▶ _Problem description_
Using the entries that follow, collect the lines where the word "obudowy" appears.

▶ _Listing_
------------------------------------------------------------------------

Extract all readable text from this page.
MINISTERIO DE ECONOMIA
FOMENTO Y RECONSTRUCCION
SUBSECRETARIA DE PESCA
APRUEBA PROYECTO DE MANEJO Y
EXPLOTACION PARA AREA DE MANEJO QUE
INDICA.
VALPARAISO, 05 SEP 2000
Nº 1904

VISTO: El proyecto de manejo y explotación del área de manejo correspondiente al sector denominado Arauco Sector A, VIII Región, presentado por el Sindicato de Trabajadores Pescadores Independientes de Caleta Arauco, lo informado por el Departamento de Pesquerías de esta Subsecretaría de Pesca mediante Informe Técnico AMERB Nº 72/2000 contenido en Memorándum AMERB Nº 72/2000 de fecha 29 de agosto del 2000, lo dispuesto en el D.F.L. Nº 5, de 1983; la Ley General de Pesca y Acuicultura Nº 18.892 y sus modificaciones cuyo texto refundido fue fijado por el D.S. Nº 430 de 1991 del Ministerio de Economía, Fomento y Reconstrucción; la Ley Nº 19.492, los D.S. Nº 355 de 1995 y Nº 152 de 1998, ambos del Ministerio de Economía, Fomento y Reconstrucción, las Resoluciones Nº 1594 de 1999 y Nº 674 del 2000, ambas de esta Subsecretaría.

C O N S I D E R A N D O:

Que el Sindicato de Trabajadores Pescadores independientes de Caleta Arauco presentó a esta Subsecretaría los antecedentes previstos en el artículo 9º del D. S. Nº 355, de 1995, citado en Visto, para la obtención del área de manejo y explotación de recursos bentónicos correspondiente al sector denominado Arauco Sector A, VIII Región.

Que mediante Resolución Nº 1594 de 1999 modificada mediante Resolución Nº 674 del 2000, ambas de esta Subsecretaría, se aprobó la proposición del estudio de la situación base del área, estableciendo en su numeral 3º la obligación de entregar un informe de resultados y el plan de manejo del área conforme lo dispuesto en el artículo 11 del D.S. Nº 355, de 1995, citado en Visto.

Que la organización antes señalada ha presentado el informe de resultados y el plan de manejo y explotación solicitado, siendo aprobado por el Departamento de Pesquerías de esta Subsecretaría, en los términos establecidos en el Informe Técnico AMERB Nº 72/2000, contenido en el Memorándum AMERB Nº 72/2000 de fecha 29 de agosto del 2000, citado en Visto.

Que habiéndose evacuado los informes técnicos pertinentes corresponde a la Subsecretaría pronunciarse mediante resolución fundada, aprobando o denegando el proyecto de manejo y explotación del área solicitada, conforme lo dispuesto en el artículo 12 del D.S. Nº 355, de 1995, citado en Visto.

------------------------------------------------------------------------

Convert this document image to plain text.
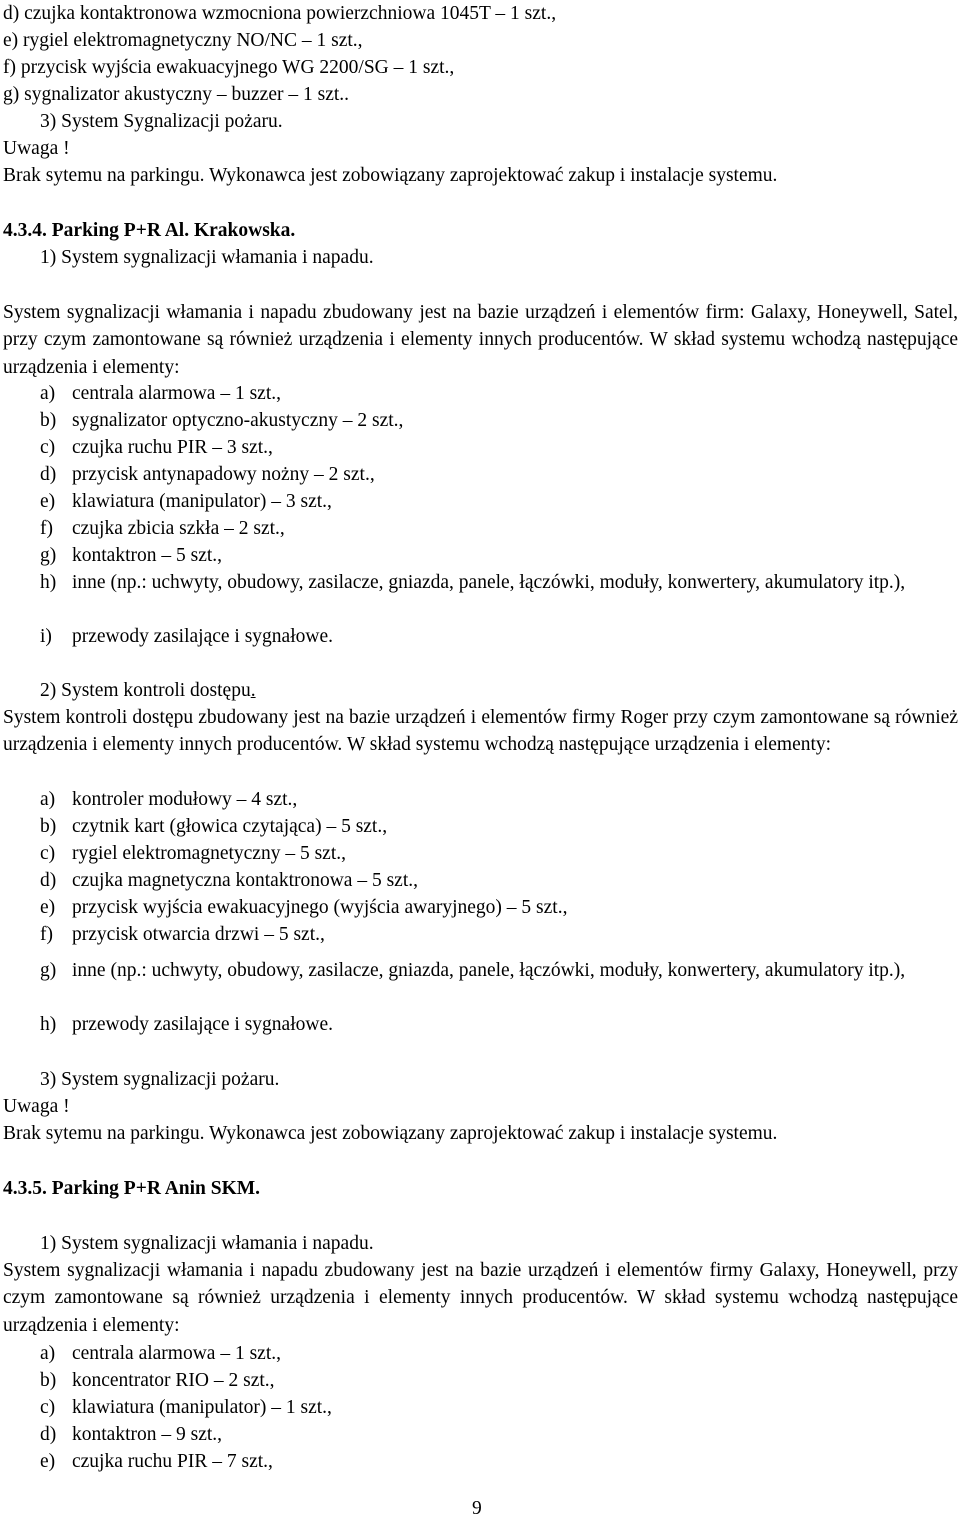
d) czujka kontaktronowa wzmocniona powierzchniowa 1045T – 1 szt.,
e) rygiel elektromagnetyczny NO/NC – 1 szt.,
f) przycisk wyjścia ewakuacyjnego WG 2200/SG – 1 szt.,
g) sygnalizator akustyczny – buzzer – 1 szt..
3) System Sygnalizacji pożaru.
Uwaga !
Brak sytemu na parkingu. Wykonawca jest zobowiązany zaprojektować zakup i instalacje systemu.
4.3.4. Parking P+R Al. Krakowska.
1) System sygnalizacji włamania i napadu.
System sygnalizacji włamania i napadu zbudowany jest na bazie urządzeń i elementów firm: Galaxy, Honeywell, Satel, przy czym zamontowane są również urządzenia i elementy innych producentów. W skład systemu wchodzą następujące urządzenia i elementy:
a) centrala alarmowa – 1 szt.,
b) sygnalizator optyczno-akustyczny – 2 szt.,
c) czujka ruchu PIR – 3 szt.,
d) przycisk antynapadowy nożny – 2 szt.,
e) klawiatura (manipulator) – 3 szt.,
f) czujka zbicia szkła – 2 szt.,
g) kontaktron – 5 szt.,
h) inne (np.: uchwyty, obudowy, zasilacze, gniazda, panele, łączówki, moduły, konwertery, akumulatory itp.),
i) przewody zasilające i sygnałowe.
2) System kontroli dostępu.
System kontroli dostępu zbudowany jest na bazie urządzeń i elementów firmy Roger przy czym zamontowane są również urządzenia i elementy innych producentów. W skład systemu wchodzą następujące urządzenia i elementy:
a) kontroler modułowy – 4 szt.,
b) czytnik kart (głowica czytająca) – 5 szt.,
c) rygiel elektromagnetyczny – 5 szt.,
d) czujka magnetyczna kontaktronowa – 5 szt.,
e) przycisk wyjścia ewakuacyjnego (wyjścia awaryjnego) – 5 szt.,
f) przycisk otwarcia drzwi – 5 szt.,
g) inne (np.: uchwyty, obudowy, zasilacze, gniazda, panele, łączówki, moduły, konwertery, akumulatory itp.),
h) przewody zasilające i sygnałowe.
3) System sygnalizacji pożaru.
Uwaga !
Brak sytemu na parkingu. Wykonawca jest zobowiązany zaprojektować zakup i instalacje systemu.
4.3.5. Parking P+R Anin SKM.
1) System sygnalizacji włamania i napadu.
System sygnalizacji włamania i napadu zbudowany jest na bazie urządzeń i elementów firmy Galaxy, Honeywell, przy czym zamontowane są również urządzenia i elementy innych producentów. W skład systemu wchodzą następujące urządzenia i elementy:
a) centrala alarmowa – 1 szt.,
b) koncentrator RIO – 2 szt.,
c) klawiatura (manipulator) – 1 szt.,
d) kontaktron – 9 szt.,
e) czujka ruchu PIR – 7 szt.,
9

------------------------------------------------------------------------

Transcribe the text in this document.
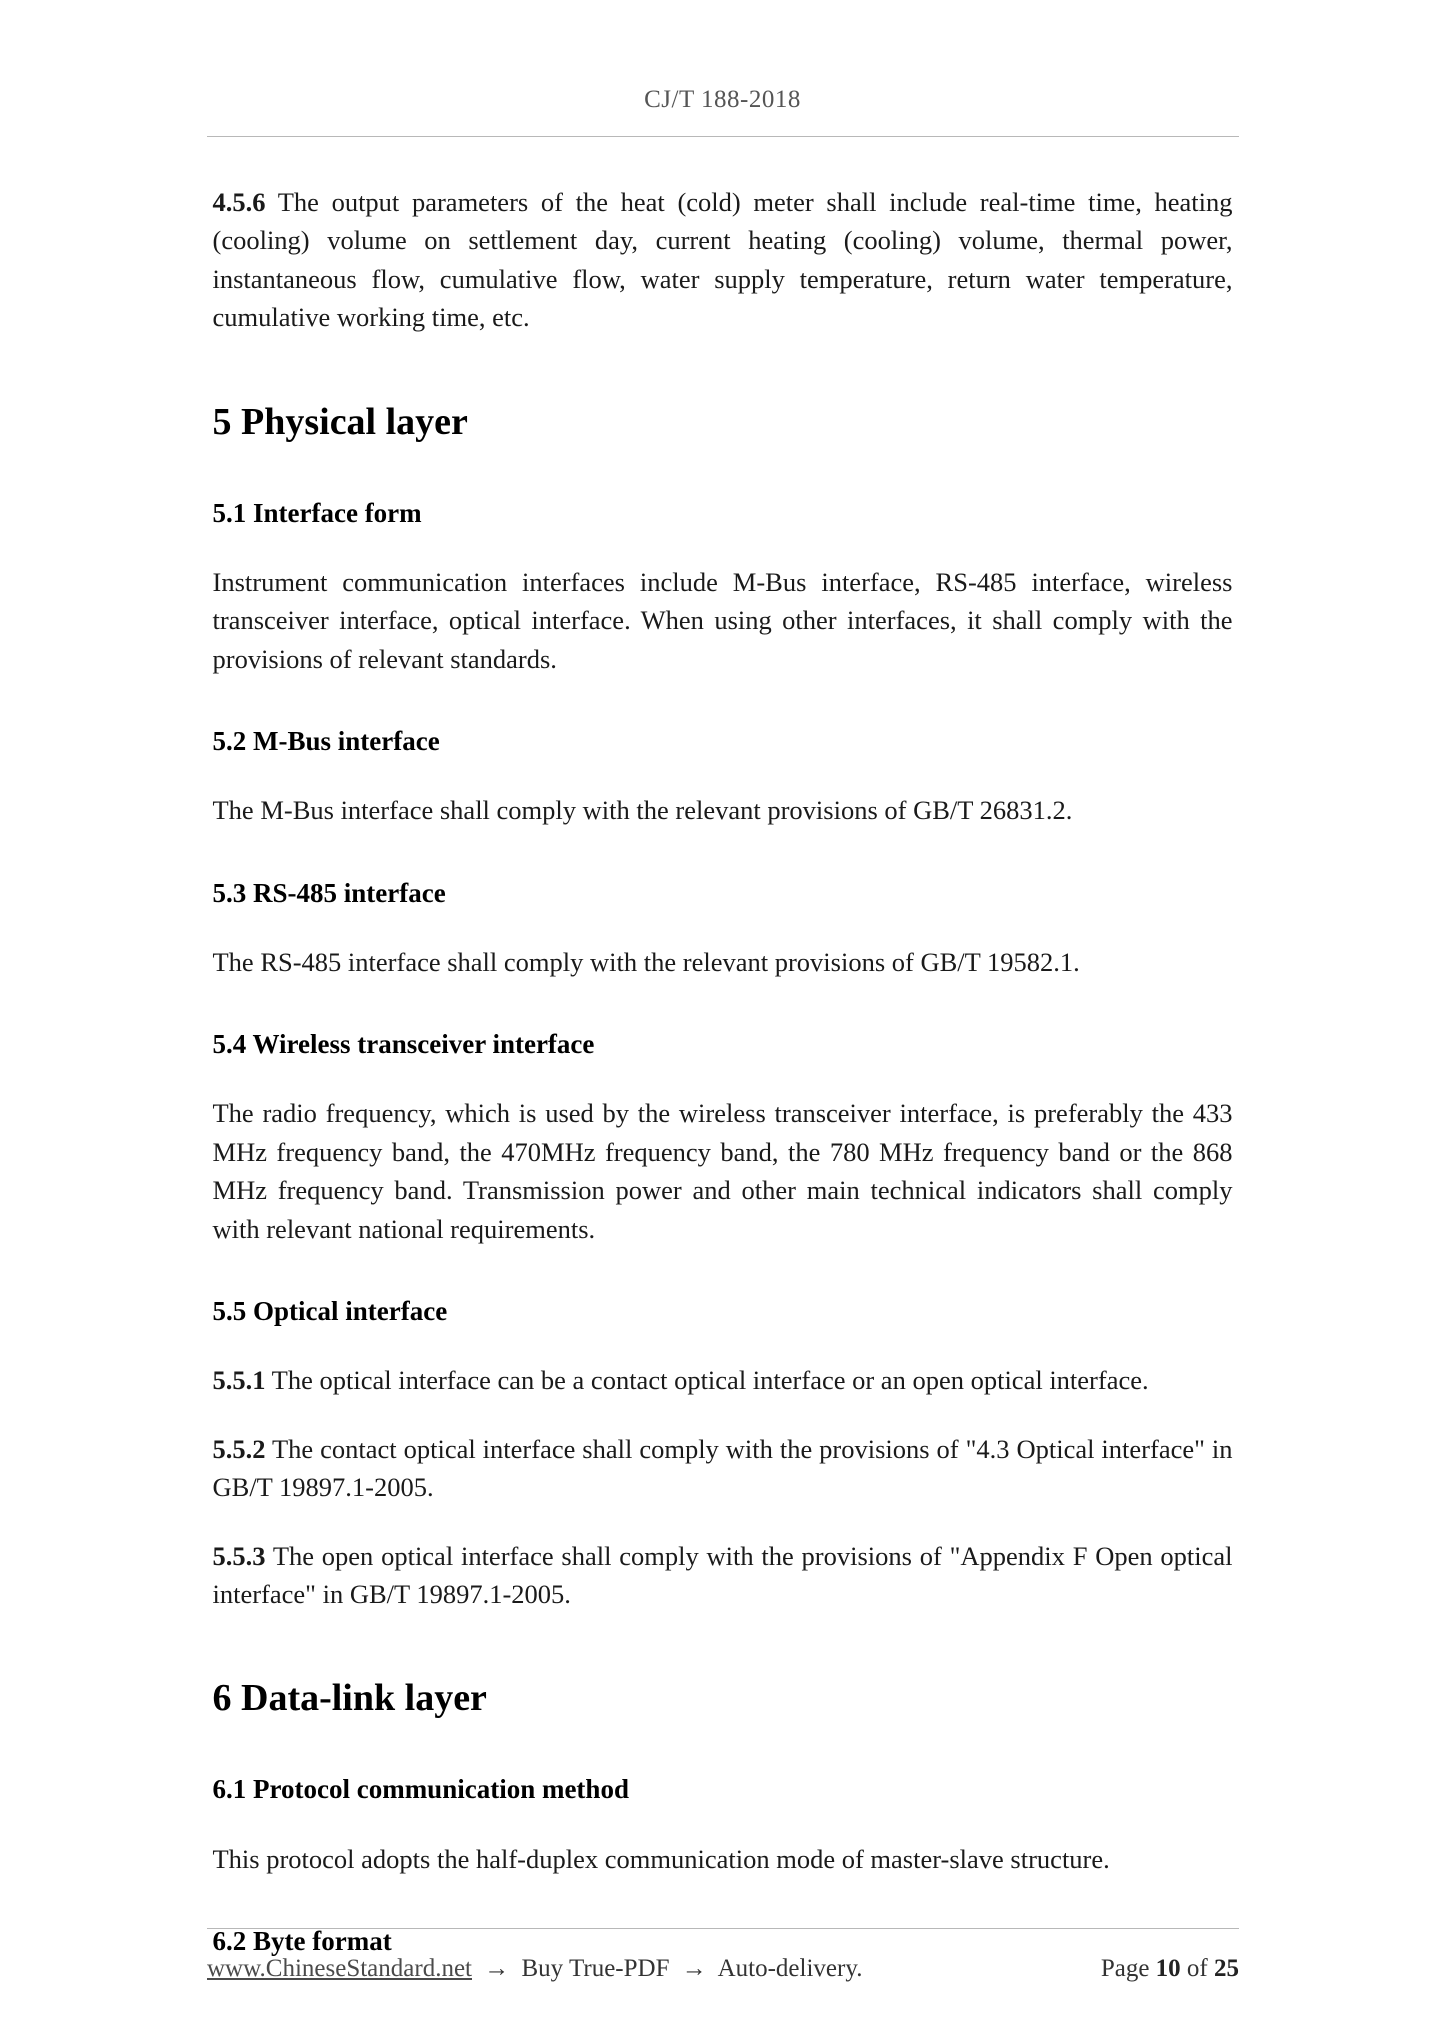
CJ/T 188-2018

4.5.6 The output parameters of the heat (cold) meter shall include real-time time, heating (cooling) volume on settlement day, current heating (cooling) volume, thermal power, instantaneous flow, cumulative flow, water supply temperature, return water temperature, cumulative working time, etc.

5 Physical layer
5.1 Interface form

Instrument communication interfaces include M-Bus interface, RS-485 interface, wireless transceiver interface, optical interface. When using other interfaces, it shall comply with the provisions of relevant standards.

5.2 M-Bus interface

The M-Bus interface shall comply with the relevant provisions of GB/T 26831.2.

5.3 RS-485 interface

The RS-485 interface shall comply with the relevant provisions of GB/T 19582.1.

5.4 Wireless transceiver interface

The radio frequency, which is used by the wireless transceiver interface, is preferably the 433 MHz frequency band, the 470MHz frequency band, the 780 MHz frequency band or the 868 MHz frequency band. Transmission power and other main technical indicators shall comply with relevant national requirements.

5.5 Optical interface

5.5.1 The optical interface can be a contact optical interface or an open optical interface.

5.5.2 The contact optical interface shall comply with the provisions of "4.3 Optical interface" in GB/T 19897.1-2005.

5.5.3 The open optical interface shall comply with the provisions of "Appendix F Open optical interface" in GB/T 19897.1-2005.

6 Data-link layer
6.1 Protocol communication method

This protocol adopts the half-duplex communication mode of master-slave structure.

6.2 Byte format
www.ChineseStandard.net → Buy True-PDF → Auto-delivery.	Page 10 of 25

------------------------------------------------------------------------

▶ _Response to the task_
h) inne (np.: uchwyty, obudowy, zasilacze, gniazda, panele, łączówki, moduły, konwertery, akumulatory itp.),
g) inne (np.: uchwyty, obudowy, zasilacze, gniazda, panele, łączówki, moduły, konwertery, akumulatory itp.),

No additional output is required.